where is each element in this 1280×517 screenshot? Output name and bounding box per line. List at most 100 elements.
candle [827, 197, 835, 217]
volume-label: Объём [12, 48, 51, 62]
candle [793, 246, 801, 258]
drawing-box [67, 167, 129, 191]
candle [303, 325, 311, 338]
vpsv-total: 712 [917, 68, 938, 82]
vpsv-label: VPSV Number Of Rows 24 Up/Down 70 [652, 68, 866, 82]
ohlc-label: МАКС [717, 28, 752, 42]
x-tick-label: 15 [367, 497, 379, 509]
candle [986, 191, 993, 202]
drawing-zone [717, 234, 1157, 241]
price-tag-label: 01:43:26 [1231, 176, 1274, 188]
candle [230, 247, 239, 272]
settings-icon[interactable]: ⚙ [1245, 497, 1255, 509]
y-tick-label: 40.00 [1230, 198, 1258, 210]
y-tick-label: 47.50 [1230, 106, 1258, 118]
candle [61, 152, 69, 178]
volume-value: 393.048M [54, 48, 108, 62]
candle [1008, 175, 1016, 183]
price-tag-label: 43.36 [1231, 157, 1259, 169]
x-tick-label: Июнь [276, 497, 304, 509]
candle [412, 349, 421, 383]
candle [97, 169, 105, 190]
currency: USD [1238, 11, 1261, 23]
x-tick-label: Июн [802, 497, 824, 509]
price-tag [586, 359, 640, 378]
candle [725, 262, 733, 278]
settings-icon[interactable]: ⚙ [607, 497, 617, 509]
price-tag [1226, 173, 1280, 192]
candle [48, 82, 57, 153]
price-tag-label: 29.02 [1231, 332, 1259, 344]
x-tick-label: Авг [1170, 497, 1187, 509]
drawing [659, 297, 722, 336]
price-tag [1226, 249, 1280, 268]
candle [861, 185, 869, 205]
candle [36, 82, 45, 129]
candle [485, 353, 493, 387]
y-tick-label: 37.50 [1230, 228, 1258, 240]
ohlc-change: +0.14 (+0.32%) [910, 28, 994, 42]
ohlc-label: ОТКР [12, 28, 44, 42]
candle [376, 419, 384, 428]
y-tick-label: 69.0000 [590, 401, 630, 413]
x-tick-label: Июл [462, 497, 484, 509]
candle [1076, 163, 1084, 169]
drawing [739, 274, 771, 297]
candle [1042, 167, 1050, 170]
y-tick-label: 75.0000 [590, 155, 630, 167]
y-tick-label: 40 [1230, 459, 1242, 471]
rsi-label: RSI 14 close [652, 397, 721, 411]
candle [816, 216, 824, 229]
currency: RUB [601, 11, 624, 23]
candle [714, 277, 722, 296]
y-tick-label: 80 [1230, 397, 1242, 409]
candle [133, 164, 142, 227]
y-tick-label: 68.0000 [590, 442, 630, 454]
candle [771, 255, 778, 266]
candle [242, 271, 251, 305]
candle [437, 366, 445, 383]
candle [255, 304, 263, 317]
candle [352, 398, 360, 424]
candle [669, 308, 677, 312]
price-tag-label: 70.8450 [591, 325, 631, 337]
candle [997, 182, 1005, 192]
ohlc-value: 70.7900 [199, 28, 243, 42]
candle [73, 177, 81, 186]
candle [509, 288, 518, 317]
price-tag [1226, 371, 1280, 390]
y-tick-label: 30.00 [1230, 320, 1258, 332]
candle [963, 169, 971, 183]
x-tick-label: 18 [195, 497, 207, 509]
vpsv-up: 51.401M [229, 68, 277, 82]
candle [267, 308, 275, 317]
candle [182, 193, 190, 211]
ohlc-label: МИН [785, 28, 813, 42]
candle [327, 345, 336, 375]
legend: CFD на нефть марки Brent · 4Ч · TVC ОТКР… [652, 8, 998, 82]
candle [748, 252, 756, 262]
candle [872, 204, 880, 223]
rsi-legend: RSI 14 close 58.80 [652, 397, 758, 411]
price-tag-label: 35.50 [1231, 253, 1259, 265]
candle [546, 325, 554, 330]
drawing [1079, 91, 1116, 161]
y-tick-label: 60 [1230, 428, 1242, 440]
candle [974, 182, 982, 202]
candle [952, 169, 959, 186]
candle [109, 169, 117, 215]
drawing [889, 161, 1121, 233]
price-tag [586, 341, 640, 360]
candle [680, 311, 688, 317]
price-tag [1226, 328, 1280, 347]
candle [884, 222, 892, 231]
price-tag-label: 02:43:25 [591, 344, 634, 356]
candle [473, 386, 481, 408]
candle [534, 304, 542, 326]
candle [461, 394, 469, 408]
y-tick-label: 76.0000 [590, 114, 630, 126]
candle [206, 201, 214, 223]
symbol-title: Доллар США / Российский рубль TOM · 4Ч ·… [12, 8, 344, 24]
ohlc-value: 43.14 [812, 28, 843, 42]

※ ※ ※

Write out the records again, starting at the very first line and ending at the line that contains "candle [73, 177, 81, 186]".

> _SOLUTION TO THE EXERCISE_
where is each element in this 1280×517 screenshot? Output name and bounding box per line. List at most 100 elements.
candle [827, 197, 835, 217]
volume-label: Объём [12, 48, 51, 62]
candle [793, 246, 801, 258]
drawing-box [67, 167, 129, 191]
candle [303, 325, 311, 338]
vpsv-total: 712 [917, 68, 938, 82]
vpsv-label: VPSV Number Of Rows 24 Up/Down 70 [652, 68, 866, 82]
ohlc-label: МАКС [717, 28, 752, 42]
x-tick-label: 15 [367, 497, 379, 509]
candle [986, 191, 993, 202]
drawing-zone [717, 234, 1157, 241]
price-tag-label: 01:43:26 [1231, 176, 1274, 188]
candle [230, 247, 239, 272]
settings-icon[interactable]: ⚙ [1245, 497, 1255, 509]
y-tick-label: 40.00 [1230, 198, 1258, 210]
y-tick-label: 47.50 [1230, 106, 1258, 118]
candle [61, 152, 69, 178]
volume-value: 393.048M [54, 48, 108, 62]
candle [1008, 175, 1016, 183]
price-tag-label: 43.36 [1231, 157, 1259, 169]
x-tick-label: Июнь [276, 497, 304, 509]
candle [412, 349, 421, 383]
candle [97, 169, 105, 190]
currency: USD [1238, 11, 1261, 23]
x-tick-label: Июн [802, 497, 824, 509]
price-tag [586, 359, 640, 378]
candle [725, 262, 733, 278]
settings-icon[interactable]: ⚙ [607, 497, 617, 509]
price-tag [1226, 173, 1280, 192]
candle [48, 82, 57, 153]
price-tag-label: 29.02 [1231, 332, 1259, 344]
x-tick-label: Авг [1170, 497, 1187, 509]
drawing [659, 297, 722, 336]
price-tag [1226, 249, 1280, 268]
candle [861, 185, 869, 205]
candle [36, 82, 45, 129]
candle [485, 353, 493, 387]
y-tick-label: 37.50 [1230, 228, 1258, 240]
ohlc-change: +0.14 (+0.32%) [910, 28, 994, 42]
ohlc-label: ОТКР [12, 28, 44, 42]
candle [376, 419, 384, 428]
y-tick-label: 69.0000 [590, 401, 630, 413]
x-tick-label: Июл [462, 497, 484, 509]
candle [1076, 163, 1084, 169]
drawing [739, 274, 771, 297]
candle [1042, 167, 1050, 170]
y-tick-label: 75.0000 [590, 155, 630, 167]
y-tick-label: 40 [1230, 459, 1242, 471]
rsi-label: RSI 14 close [652, 397, 721, 411]
candle [816, 216, 824, 229]
currency: RUB [601, 11, 624, 23]
candle [714, 277, 722, 296]
y-tick-label: 80 [1230, 397, 1242, 409]
candle [133, 164, 142, 227]
y-tick-label: 68.0000 [590, 442, 630, 454]
candle [771, 255, 778, 266]
candle [242, 271, 251, 305]
candle [437, 366, 445, 383]
candle [255, 304, 263, 317]
candle [352, 398, 360, 424]
candle [669, 308, 677, 312]
price-tag-label: 70.8450 [591, 325, 631, 337]
candle [997, 182, 1005, 192]
ohlc-value: 70.7900 [199, 28, 243, 42]
candle [73, 177, 81, 186]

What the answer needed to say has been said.